* [Work to complete]:
Restate each of the lines given below, word for word.

* [Information supplied]:

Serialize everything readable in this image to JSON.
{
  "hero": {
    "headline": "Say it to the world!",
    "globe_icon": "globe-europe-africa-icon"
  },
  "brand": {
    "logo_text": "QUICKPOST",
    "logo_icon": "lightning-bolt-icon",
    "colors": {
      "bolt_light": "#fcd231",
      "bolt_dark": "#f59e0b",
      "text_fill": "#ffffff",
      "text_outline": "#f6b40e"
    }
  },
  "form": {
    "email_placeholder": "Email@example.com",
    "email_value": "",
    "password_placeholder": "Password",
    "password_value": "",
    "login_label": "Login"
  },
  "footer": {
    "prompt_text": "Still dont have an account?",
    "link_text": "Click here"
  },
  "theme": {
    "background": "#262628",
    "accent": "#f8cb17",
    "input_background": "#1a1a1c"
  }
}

* [Reply]:
Serialize everything readable in this image to JSON.
{
  "hero": {
    "headline": "Say it to the world!",
    "globe_icon": "globe-europe-africa-icon"
  },
  "brand": {
    "logo_text": "QUICKPOST",
    "logo_icon": "lightning-bolt-icon",
    "colors": {
      "bolt_light": "#fcd231",
      "bolt_dark": "#f59e0b",
      "text_fill": "#ffffff",
      "text_outline": "#f6b40e"
    }
  },
  "form": {
    "email_placeholder": "Email@example.com",
    "email_value": "",
    "password_placeholder": "Password",
    "password_value": "",
    "login_label": "Login"
  },
  "footer": {
    "prompt_text": "Still dont have an account?",
    "link_text": "Click here"
  },
  "theme": {
    "background": "#262628",
    "accent": "#f8cb17",
    "input_background": "#1a1a1c"
  }
}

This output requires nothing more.